What to produce.
Exactly as they appear, output all of the entries.

Dataset items:
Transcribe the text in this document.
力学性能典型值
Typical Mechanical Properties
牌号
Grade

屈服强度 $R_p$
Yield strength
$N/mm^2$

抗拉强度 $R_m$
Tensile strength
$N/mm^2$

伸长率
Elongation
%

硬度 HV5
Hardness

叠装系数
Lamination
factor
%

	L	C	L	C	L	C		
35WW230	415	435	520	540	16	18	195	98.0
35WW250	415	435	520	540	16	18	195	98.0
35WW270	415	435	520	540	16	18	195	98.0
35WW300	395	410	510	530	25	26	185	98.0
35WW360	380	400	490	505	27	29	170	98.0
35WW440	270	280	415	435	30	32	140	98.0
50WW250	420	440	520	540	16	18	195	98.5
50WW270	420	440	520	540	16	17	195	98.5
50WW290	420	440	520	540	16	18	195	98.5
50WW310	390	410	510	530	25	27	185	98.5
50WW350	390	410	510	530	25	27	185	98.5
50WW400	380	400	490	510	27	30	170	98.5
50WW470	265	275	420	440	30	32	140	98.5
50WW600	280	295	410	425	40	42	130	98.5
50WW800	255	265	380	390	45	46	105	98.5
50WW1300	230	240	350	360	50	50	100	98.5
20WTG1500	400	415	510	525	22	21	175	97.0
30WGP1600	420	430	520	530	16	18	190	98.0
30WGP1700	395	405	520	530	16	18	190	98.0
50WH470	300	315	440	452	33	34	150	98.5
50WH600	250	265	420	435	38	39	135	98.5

Task result.
Transcribe the text in this document.
力学性能典型值
Typical Mechanical Properties
牌号
Grade

屈服强度 $R_p$
Yield strength
$N/mm^2$

抗拉强度 $R_m$
Tensile strength
$N/mm^2$

伸长率
Elongation
%

硬度 HV5
Hardness

叠装系数
Lamination
factor
%

	L	C	L	C	L	C		
35WW230	415	435	520	540	16	18	195	98.0
35WW250	415	435	520	540	16	18	195	98.0
35WW270	415	435	520	540	16	18	195	98.0
35WW300	395	410	510	530	25	26	185	98.0
35WW360	380	400	490	505	27	29	170	98.0
35WW440	270	280	415	435	30	32	140	98.0
50WW250	420	440	520	540	16	18	195	98.5
50WW270	420	440	520	540	16	17	195	98.5
50WW290	420	440	520	540	16	18	195	98.5
50WW310	390	410	510	530	25	27	185	98.5
50WW350	390	410	510	530	25	27	185	98.5
50WW400	380	400	490	510	27	30	170	98.5
50WW470	265	275	420	440	30	32	140	98.5
50WW600	280	295	410	425	40	42	130	98.5
50WW800	255	265	380	390	45	46	105	98.5
50WW1300	230	240	350	360	50	50	100	98.5
20WTG1500	400	415	510	525	22	21	175	97.0
30WGP1600	420	430	520	530	16	18	190	98.0
30WGP1700	395	405	520	530	16	18	190	98.0
50WH470	300	315	440	452	33	34	150	98.5
50WH600	250	265	420	435	38	39	135	98.5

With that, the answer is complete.